Write out the listing below again, precisely as it is given.

[Source material start]

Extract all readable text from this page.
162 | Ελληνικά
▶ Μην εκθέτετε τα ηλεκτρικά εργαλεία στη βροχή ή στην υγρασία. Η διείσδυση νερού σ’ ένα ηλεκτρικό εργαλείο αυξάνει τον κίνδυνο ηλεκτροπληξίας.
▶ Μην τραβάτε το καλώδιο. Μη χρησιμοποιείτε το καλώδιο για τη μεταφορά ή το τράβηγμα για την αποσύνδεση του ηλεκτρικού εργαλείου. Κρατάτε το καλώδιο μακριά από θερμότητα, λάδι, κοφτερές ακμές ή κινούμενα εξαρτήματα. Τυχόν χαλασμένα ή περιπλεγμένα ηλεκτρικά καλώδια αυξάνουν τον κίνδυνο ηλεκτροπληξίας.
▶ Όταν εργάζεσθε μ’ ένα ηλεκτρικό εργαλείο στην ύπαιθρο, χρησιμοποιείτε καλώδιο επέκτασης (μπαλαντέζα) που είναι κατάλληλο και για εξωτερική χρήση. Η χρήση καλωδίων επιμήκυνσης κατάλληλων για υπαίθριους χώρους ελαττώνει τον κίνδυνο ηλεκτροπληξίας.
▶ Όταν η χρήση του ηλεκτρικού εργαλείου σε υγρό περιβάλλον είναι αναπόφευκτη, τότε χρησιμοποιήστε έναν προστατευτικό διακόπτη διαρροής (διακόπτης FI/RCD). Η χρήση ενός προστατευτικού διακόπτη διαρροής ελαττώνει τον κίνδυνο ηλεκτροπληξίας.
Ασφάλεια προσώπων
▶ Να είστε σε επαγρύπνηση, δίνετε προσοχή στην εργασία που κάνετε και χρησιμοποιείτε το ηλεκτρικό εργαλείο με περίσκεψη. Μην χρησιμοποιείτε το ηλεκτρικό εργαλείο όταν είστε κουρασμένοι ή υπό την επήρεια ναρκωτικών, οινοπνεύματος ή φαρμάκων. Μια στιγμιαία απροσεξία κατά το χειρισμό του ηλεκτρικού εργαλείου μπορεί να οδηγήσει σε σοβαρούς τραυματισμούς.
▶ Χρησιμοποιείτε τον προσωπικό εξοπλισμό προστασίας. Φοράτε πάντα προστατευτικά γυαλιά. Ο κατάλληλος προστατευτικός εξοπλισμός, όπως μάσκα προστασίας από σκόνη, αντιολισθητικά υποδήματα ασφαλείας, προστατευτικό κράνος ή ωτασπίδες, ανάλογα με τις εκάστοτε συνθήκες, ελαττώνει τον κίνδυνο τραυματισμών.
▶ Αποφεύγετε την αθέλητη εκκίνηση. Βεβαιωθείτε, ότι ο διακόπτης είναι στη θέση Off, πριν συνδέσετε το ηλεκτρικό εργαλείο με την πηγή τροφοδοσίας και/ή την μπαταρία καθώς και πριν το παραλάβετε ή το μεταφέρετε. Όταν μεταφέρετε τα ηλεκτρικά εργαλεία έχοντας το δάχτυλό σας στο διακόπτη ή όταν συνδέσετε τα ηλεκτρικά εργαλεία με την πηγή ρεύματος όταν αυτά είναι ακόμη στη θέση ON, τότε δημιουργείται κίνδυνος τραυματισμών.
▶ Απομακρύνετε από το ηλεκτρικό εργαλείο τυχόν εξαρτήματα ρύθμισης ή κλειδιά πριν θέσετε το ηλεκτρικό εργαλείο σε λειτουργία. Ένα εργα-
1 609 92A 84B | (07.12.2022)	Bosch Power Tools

[Source material end]

* _Response for this exercise_
Extract all readable text from this page.
162 | Ελληνικά
▶ Μην εκθέτετε τα ηλεκτρικά εργαλεία στη βροχή ή στην υγρασία. Η διείσδυση νερού σ’ ένα ηλεκτρικό εργαλείο αυξάνει τον κίνδυνο ηλεκτροπληξίας.
▶ Μην τραβάτε το καλώδιο. Μη χρησιμοποιείτε το καλώδιο για τη μεταφορά ή το τράβηγμα για την αποσύνδεση του ηλεκτρικού εργαλείου. Κρατάτε το καλώδιο μακριά από θερμότητα, λάδι, κοφτερές ακμές ή κινούμενα εξαρτήματα. Τυχόν χαλασμένα ή περιπλεγμένα ηλεκτρικά καλώδια αυξάνουν τον κίνδυνο ηλεκτροπληξίας.
▶ Όταν εργάζεσθε μ’ ένα ηλεκτρικό εργαλείο στην ύπαιθρο, χρησιμοποιείτε καλώδιο επέκτασης (μπαλαντέζα) που είναι κατάλληλο και για εξωτερική χρήση. Η χρήση καλωδίων επιμήκυνσης κατάλληλων για υπαίθριους χώρους ελαττώνει τον κίνδυνο ηλεκτροπληξίας.
▶ Όταν η χρήση του ηλεκτρικού εργαλείου σε υγρό περιβάλλον είναι αναπόφευκτη, τότε χρησιμοποιήστε έναν προστατευτικό διακόπτη διαρροής (διακόπτης FI/RCD). Η χρήση ενός προστατευτικού διακόπτη διαρροής ελαττώνει τον κίνδυνο ηλεκτροπληξίας.
Ασφάλεια προσώπων
▶ Να είστε σε επαγρύπνηση, δίνετε προσοχή στην εργασία που κάνετε και χρησιμοποιείτε το ηλεκτρικό εργαλείο με περίσκεψη. Μην χρησιμοποιείτε το ηλεκτρικό εργαλείο όταν είστε κουρασμένοι ή υπό την επήρεια ναρκωτικών, οινοπνεύματος ή φαρμάκων. Μια στιγμιαία απροσεξία κατά το χειρισμό του ηλεκτρικού εργαλείου μπορεί να οδηγήσει σε σοβαρούς τραυματισμούς.
▶ Χρησιμοποιείτε τον προσωπικό εξοπλισμό προστασίας. Φοράτε πάντα προστατευτικά γυαλιά. Ο κατάλληλος προστατευτικός εξοπλισμός, όπως μάσκα προστασίας από σκόνη, αντιολισθητικά υποδήματα ασφαλείας, προστατευτικό κράνος ή ωτασπίδες, ανάλογα με τις εκάστοτε συνθήκες, ελαττώνει τον κίνδυνο τραυματισμών.
▶ Αποφεύγετε την αθέλητη εκκίνηση. Βεβαιωθείτε, ότι ο διακόπτης είναι στη θέση Off, πριν συνδέσετε το ηλεκτρικό εργαλείο με την πηγή τροφοδοσίας και/ή την μπαταρία καθώς και πριν το παραλάβετε ή το μεταφέρετε. Όταν μεταφέρετε τα ηλεκτρικά εργαλεία έχοντας το δάχτυλό σας στο διακόπτη ή όταν συνδέσετε τα ηλεκτρικά εργαλεία με την πηγή ρεύματος όταν αυτά είναι ακόμη στη θέση ON, τότε δημιουργείται κίνδυνος τραυματισμών.
▶ Απομακρύνετε από το ηλεκτρικό εργαλείο τυχόν εξαρτήματα ρύθμισης ή κλειδιά πριν θέσετε το ηλεκτρικό εργαλείο σε λειτουργία. Ένα εργα-
1 609 92A 84B | (07.12.2022)	Bosch Power Tools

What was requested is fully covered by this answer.